> _WHAT THE TASK ASKS_: Note how many lines contain "Palloseura" and give that number, with nothing else.

> _STORED ROWS_:
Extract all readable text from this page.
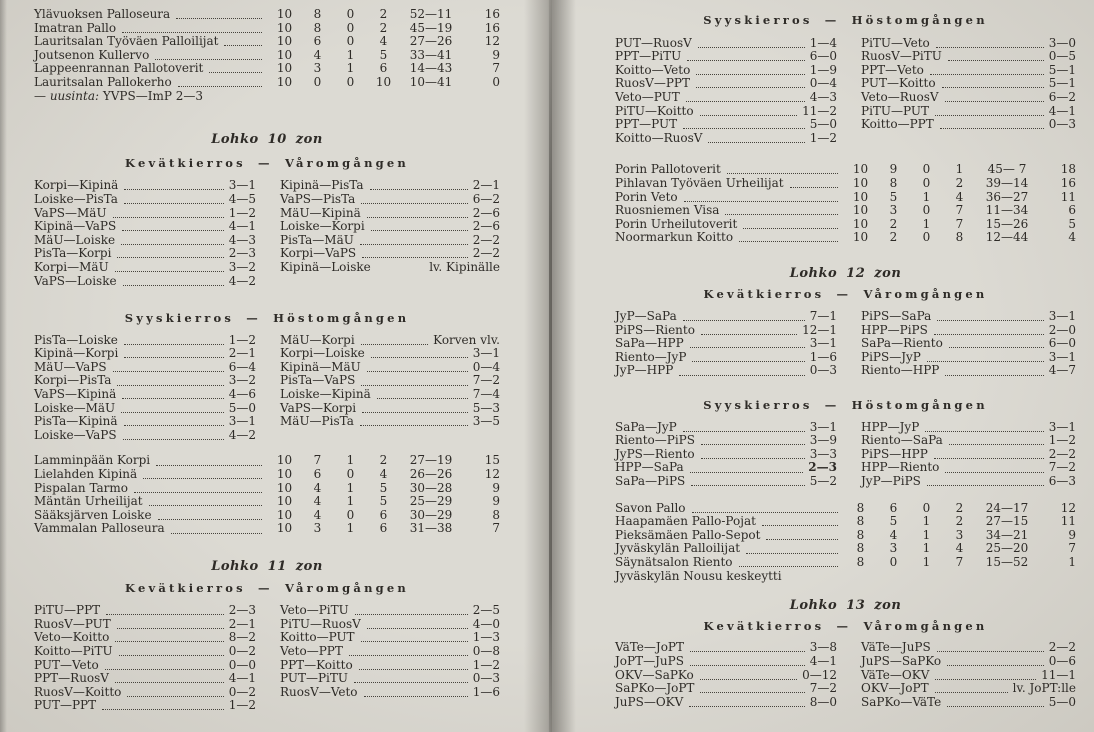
Ylävuoksen Palloseura	10	8	0	2	52—11	16
Imatran Pallo	10	8	0	2	45—19	16
Lauritsalan Työväen Palloilijat	10	6	0	4	27—26	12
Joutsenon Kullervo	10	4	1	5	33—41	9
Lappeenrannan Pallotoverit	10	3	1	6	14—43	7
Lauritsalan Pallokerho	10	0	0	10	10—41	0
— uusinta: YVPS—ImP 2—3
Lohko 10 zon
Kevätkierros — Våromgången
Korpi—Kipinä	3—1
Loiske—PisTa	4—5
VaPS—MäU	1—2
Kipinä—VaPS	4—1
MäU—Loiske	4—3
PisTa—Korpi	2—3
Korpi—MäU	3—2
VaPS—Loiske	4—2
Kipinä—PisTa	2—1
VaPS—PisTa	6—2
MäU—Kipinä	2—6
Loiske—Korpi	2—6
PisTa—MäU	2—2
Korpi—VaPS	2—2
Kipinä—Loiske	lv. Kipinälle
Syyskierros — Höstomgången
PisTa—Loiske	1—2
Kipinä—Korpi	2—1
MäU—VaPS	6—4
Korpi—PisTa	3—2
VaPS—Kipinä	4—6
Loiske—MäU	5—0
PisTa—Kipinä	3—1
Loiske—VaPS	4—2
MäU—Korpi	Korven vlv.
Korpi—Loiske	3—1
Kipinä—MäU	0—4
PisTa—VaPS	7—2
Loiske—Kipinä	7—4
VaPS—Korpi	5—3
MäU—PisTa	3—5
Lamminpään Korpi	10	7	1	2	27—19	15
Lielahden Kipinä	10	6	0	4	26—26	12
Pispalan Tarmo	10	4	1	5	30—28	9
Mäntän Urheilijat	10	4	1	5	25—29	9
Sääksjärven Loiske	10	4	0	6	30—29	8
Vammalan Palloseura	10	3	1	6	31—38	7
Lohko 11 zon
Kevätkierros — Våromgången
PiTU—PPT	2—3
RuosV—PUT	2—1
Veto—Koitto	8—2
Koitto—PiTU	0—2
PUT—Veto	0—0
PPT—RuosV	4—1
RuosV—Koitto	0—2
PUT—PPT	1—2
Veto—PiTU	2—5
PiTU—RuosV	4—0
Koitto—PUT	1—3
Veto—PPT	0—8
PPT—Koitto	1—2
PUT—PiTU	0—3
RuosV—Veto	1—6
Syyskierros — Höstomgången
PUT—RuosV	1—4
PPT—PiTU	6—0
Koitto—Veto	1—9
RuosV—PPT	0—4
Veto—PUT	4—3
PiTU—Koitto	11—2
PPT—PUT	5—0
Koitto—RuosV	1—2
PiTU—Veto	3—0
RuosV—PiTU	0—5
PPT—Veto	5—1
PUT—Koitto	5—1
Veto—RuosV	6—2
PiTU—PUT	4—1
Koitto—PPT	0—3
Porin Pallotoverit	10	9	0	1	45— 7	18
Pihlavan Työväen Urheilijat	10	8	0	2	39—14	16
Porin Veto	10	5	1	4	36—27	11
Ruosniemen Visa	10	3	0	7	11—34	6
Porin Urheilutoverit	10	2	1	7	15—26	5
Noormarkun Koitto	10	2	0	8	12—44	4
Lohko 12 zon
Kevätkierros — Våromgången
JyP—SaPa	7—1
PiPS—Riento	12—1
SaPa—HPP	3—1
Riento—JyP	1—6
JyP—HPP	0—3
PiPS—SaPa	3—1
HPP—PiPS	2—0
SaPa—Riento	6—0
PiPS—JyP	3—1
Riento—HPP	4—7
Syyskierros — Höstomgången
SaPa—JyP	3—1
Riento—PiPS	3—9
JyPS—Riento	3—3
HPP—SaPa	2—3
SaPa—PiPS	5—2
HPP—JyP	3—1
Riento—SaPa	1—2
PiPS—HPP	2—2
HPP—Riento	7—2
JyP—PiPS	6—3
Savon Pallo	8	6	0	2	24—17	12
Haapamäen Pallo-Pojat	8	5	1	2	27—15	11
Pieksämäen Pallo-Sepot	8	4	1	3	34—21	9
Jyväskylän Palloilijat	8	3	1	4	25—20	7
Säynätsalon Riento	8	0	1	7	15—52	1
Jyväskylän Nousu keskeytti
Lohko 13 zon
Kevätkierros — Våromgången
VäTe—JoPT	3—8
JoPT—JuPS	4—1
OKV—SaPKo	0—12
SaPKo—JoPT	7—2
JuPS—OKV	8—0
VäTe—JuPS	2—2
JuPS—SaPKo	0—6
VäTe—OKV	11—1
OKV—JoPT	lv. JoPT:lle
SaPKo—VäTe	5—0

> _OUTPUT OF THE EXERCISE_: 2